#### Set problem:
Entries follow. Set all of them down as they stand.

## start Listed entries

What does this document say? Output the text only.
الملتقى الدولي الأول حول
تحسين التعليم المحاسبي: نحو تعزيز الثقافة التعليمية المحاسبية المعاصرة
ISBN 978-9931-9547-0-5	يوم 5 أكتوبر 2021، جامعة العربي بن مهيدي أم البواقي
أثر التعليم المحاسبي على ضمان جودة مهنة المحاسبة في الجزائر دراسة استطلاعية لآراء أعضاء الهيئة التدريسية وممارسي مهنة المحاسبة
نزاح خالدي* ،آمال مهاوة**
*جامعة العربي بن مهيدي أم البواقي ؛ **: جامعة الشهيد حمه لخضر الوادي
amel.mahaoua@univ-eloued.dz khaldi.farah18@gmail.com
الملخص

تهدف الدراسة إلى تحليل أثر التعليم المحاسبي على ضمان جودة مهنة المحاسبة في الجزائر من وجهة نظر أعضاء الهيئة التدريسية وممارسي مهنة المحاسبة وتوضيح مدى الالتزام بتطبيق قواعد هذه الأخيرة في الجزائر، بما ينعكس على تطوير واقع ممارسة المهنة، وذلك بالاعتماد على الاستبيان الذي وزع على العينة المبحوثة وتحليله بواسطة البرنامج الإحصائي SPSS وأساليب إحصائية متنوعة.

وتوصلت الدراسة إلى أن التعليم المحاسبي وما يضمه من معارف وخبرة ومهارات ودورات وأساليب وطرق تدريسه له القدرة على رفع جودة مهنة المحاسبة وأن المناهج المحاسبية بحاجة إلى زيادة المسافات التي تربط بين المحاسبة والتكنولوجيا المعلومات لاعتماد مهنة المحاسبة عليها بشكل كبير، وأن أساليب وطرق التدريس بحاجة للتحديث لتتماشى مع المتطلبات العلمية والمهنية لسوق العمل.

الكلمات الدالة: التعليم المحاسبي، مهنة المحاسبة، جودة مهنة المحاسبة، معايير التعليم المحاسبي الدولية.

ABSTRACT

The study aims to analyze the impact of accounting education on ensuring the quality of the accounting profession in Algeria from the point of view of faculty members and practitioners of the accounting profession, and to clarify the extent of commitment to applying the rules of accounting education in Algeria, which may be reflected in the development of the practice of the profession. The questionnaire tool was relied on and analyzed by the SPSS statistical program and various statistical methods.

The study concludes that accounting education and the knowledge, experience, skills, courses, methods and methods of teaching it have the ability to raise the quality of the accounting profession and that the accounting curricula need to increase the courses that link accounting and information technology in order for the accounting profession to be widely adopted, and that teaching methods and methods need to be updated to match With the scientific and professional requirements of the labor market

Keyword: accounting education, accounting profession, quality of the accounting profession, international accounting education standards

## end Listed entries

#### Solution to the exercise:
What does this document say? Output the text only.
الملتقى الدولي الأول حول
تحسين التعليم المحاسبي: نحو تعزيز الثقافة التعليمية المحاسبية المعاصرة
ISBN 978-9931-9547-0-5	يوم 5 أكتوبر 2021، جامعة العربي بن مهيدي أم البواقي
أثر التعليم المحاسبي على ضمان جودة مهنة المحاسبة في الجزائر دراسة استطلاعية لآراء أعضاء الهيئة التدريسية وممارسي مهنة المحاسبة
نزاح خالدي* ،آمال مهاوة**
*جامعة العربي بن مهيدي أم البواقي ؛ **: جامعة الشهيد حمه لخضر الوادي
amel.mahaoua@univ-eloued.dz khaldi.farah18@gmail.com
الملخص

تهدف الدراسة إلى تحليل أثر التعليم المحاسبي على ضمان جودة مهنة المحاسبة في الجزائر من وجهة نظر أعضاء الهيئة التدريسية وممارسي مهنة المحاسبة وتوضيح مدى الالتزام بتطبيق قواعد هذه الأخيرة في الجزائر، بما ينعكس على تطوير واقع ممارسة المهنة، وذلك بالاعتماد على الاستبيان الذي وزع على العينة المبحوثة وتحليله بواسطة البرنامج الإحصائي SPSS وأساليب إحصائية متنوعة.

وتوصلت الدراسة إلى أن التعليم المحاسبي وما يضمه من معارف وخبرة ومهارات ودورات وأساليب وطرق تدريسه له القدرة على رفع جودة مهنة المحاسبة وأن المناهج المحاسبية بحاجة إلى زيادة المسافات التي تربط بين المحاسبة والتكنولوجيا المعلومات لاعتماد مهنة المحاسبة عليها بشكل كبير، وأن أساليب وطرق التدريس بحاجة للتحديث لتتماشى مع المتطلبات العلمية والمهنية لسوق العمل.

الكلمات الدالة: التعليم المحاسبي، مهنة المحاسبة، جودة مهنة المحاسبة، معايير التعليم المحاسبي الدولية.

ABSTRACT

The study aims to analyze the impact of accounting education on ensuring the quality of the accounting profession in Algeria from the point of view of faculty members and practitioners of the accounting profession, and to clarify the extent of commitment to applying the rules of accounting education in Algeria, which may be reflected in the development of the practice of the profession. The questionnaire tool was relied on and analyzed by the SPSS statistical program and various statistical methods.

The study concludes that accounting education and the knowledge, experience, skills, courses, methods and methods of teaching it have the ability to raise the quality of the accounting profession and that the accounting curricula need to increase the courses that link accounting and information technology in order for the accounting profession to be widely adopted, and that teaching methods and methods need to be updated to match With the scientific and professional requirements of the labor market

Keyword: accounting education, accounting profession, quality of the accounting profession, international accounting education standards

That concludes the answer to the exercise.